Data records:
####
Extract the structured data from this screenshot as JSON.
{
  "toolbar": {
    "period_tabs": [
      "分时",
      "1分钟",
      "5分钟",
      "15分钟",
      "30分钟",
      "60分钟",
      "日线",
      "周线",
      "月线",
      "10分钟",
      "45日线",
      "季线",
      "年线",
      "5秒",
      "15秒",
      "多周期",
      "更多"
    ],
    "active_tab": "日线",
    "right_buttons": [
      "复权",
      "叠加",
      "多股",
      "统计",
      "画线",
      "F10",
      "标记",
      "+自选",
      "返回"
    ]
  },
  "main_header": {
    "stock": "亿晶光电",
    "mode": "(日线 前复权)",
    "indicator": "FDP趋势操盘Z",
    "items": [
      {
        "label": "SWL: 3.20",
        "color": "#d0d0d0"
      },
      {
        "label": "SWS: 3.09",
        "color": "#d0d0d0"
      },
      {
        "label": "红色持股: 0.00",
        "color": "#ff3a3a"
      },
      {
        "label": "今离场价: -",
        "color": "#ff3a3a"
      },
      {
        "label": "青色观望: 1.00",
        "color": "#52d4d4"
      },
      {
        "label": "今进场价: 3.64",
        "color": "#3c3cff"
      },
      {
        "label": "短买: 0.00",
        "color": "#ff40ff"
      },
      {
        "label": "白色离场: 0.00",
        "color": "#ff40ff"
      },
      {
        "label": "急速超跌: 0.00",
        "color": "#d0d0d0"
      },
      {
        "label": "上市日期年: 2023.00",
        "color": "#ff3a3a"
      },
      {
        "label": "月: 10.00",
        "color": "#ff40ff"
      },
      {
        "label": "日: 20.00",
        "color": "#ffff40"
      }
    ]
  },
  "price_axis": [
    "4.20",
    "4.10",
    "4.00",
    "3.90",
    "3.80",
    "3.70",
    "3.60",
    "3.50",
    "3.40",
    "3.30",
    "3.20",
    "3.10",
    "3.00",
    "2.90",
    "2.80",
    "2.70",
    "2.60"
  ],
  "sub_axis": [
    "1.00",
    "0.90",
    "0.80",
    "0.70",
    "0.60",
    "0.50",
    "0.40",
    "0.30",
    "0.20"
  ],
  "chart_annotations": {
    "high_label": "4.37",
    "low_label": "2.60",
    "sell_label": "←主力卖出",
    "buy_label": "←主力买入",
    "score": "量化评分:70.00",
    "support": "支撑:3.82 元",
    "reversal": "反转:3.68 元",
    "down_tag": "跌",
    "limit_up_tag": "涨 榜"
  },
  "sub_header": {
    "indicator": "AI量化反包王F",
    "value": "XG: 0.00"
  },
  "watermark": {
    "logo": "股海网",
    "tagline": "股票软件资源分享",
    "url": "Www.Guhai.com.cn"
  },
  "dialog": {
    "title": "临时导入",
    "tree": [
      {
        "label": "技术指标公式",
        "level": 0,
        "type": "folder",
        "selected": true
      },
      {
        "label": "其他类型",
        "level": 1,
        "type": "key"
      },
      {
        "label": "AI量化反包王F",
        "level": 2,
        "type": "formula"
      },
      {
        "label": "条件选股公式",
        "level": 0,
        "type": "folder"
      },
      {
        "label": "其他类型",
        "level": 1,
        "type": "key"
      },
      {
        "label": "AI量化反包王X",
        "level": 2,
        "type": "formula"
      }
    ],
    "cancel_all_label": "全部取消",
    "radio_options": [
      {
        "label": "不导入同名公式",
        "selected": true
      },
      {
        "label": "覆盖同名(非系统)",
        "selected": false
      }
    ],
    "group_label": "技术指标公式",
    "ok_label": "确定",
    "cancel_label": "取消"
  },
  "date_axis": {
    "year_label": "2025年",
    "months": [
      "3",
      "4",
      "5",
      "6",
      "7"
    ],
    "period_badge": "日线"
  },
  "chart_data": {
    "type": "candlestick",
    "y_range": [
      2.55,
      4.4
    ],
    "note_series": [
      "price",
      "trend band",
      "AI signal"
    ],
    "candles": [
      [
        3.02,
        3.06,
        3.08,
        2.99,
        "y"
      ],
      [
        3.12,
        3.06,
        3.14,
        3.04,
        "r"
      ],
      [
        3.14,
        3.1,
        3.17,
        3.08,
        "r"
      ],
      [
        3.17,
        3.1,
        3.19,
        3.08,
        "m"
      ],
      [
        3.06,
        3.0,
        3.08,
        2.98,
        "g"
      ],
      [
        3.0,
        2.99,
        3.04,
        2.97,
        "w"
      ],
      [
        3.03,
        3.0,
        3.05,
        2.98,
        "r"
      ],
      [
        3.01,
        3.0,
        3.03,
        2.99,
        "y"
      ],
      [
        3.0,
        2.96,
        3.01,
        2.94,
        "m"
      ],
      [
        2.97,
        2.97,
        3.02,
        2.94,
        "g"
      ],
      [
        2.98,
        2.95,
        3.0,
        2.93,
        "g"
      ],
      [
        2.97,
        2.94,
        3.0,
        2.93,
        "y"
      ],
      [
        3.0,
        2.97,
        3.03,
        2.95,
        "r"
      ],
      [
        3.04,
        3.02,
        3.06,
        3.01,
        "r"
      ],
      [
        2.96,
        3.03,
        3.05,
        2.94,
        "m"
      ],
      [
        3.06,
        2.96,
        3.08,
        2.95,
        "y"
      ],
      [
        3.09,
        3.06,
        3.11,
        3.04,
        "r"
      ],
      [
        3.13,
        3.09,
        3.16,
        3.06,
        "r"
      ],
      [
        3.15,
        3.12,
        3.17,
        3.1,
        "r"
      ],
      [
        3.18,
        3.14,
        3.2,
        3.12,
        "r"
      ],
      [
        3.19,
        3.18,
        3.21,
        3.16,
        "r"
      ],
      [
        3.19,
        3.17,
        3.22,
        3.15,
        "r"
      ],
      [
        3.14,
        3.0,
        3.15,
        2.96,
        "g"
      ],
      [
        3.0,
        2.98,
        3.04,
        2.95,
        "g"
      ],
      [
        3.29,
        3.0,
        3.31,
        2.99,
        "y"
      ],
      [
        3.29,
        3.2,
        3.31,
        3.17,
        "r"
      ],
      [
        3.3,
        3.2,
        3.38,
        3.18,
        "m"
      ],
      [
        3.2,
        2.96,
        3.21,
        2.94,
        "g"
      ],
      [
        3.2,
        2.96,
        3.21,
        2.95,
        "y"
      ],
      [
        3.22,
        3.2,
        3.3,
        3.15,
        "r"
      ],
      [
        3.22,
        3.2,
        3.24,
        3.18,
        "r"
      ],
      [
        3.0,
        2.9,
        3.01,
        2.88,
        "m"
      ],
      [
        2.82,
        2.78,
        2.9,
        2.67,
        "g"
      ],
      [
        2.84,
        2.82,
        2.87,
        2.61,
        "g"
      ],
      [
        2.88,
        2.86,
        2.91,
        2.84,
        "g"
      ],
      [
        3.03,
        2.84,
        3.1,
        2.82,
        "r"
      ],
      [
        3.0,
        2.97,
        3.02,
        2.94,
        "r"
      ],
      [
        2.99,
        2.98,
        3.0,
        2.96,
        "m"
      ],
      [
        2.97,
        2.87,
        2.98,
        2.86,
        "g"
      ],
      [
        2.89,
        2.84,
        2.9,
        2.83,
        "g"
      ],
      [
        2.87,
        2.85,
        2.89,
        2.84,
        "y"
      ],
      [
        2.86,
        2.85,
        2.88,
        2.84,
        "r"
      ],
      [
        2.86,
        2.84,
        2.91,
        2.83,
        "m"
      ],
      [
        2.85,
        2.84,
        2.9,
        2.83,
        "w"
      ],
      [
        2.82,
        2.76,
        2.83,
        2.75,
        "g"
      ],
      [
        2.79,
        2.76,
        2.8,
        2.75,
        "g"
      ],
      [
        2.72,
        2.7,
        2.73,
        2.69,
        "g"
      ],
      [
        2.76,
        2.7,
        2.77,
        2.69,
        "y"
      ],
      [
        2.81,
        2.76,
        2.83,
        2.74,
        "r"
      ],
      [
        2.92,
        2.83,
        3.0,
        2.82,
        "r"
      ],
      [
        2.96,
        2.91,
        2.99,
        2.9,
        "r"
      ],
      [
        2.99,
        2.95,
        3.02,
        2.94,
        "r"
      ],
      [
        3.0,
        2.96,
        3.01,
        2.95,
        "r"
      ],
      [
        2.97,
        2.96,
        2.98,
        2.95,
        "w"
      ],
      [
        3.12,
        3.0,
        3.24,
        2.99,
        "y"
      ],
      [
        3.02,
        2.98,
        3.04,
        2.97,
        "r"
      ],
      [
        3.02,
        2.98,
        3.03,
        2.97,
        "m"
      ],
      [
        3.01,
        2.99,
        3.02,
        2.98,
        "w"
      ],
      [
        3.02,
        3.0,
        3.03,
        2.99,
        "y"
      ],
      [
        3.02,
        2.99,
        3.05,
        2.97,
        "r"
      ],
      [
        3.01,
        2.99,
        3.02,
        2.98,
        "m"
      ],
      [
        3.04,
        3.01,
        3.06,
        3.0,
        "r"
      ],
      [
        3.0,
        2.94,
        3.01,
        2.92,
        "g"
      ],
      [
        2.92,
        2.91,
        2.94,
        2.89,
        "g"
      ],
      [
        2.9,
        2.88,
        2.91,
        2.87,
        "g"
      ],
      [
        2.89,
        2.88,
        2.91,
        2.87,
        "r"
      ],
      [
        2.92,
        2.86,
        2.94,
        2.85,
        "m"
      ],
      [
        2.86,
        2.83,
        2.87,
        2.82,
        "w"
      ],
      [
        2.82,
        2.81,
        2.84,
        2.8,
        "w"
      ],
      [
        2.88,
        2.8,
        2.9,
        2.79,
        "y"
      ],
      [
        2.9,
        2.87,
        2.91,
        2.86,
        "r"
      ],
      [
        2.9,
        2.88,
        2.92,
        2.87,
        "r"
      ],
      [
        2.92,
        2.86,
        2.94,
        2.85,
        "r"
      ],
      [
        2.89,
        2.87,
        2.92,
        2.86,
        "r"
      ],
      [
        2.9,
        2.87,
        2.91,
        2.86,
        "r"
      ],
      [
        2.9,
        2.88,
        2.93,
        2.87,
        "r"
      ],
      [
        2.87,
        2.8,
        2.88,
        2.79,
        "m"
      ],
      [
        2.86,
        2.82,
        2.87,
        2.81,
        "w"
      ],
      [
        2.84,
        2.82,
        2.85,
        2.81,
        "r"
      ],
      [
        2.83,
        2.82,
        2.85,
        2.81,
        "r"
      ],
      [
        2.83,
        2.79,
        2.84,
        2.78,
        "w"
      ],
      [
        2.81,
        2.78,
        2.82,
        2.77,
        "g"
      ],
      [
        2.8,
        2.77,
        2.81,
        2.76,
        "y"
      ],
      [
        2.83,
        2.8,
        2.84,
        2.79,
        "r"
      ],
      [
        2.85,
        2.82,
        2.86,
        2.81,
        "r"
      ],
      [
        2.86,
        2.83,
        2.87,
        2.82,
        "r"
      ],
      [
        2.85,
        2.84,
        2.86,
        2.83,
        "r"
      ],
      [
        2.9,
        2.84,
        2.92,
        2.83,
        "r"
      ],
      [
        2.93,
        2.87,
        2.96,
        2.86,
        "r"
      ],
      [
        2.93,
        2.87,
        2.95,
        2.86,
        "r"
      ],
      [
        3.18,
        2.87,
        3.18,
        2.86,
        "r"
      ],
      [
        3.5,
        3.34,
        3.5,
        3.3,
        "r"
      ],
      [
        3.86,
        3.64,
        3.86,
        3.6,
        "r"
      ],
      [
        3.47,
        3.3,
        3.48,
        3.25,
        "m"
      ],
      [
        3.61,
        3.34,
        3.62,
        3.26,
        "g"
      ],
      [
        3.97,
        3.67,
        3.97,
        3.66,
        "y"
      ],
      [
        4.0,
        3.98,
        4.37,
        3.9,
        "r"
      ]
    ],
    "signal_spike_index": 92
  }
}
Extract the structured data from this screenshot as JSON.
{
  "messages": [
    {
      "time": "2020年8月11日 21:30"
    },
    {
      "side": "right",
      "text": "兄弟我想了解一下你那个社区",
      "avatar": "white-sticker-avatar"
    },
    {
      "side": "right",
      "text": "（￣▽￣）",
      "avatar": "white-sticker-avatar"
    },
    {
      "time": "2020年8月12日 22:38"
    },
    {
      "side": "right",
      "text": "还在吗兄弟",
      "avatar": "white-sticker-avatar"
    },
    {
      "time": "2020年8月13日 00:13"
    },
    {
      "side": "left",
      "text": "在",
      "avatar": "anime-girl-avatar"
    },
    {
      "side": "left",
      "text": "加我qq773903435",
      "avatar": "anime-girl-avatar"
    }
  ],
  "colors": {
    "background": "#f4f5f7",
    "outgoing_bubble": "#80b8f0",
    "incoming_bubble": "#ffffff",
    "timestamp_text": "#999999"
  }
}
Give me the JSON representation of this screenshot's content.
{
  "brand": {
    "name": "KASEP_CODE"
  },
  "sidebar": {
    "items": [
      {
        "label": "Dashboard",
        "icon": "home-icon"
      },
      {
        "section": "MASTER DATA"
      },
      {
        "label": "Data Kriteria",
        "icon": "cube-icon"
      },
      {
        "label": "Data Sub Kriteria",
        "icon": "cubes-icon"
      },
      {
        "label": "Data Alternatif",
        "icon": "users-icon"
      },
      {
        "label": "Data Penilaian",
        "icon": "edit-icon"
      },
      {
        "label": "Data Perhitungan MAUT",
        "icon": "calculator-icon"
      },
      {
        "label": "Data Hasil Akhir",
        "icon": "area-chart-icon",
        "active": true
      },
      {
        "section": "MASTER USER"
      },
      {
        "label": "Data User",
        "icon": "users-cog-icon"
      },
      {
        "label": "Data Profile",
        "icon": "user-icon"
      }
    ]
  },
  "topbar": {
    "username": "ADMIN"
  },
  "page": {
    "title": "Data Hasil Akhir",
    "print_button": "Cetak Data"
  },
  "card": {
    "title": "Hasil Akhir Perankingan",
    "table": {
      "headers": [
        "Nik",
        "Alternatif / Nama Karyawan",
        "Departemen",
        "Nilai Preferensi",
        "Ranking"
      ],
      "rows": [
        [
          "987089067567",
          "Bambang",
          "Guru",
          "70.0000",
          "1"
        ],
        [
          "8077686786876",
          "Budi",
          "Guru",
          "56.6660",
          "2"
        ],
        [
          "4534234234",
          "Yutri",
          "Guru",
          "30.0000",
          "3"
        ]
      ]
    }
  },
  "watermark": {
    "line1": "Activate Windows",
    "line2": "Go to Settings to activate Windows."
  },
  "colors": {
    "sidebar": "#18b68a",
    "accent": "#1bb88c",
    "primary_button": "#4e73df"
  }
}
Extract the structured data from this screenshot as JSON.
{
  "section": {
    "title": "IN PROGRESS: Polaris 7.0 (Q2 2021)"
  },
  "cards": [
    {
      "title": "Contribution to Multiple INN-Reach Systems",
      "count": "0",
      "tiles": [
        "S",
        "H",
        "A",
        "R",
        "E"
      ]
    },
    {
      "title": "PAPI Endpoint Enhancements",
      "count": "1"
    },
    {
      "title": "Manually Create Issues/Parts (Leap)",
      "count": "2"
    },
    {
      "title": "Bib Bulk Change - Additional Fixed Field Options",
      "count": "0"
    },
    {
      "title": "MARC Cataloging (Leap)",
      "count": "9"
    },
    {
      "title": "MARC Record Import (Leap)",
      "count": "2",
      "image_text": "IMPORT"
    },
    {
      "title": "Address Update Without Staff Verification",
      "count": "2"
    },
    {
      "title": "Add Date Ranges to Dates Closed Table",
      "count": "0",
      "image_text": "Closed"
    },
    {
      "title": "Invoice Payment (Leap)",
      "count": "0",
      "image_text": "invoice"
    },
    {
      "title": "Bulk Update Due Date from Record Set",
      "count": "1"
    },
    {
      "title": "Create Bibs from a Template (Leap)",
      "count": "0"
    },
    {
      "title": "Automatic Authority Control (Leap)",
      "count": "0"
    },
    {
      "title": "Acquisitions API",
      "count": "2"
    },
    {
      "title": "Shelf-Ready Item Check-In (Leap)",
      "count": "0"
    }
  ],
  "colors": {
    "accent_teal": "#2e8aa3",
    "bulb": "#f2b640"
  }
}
####
§ **Goal**
Using the material above, count the lines containing the word "MASTER". Reply with the number alone.

§ **Answer to this task**
2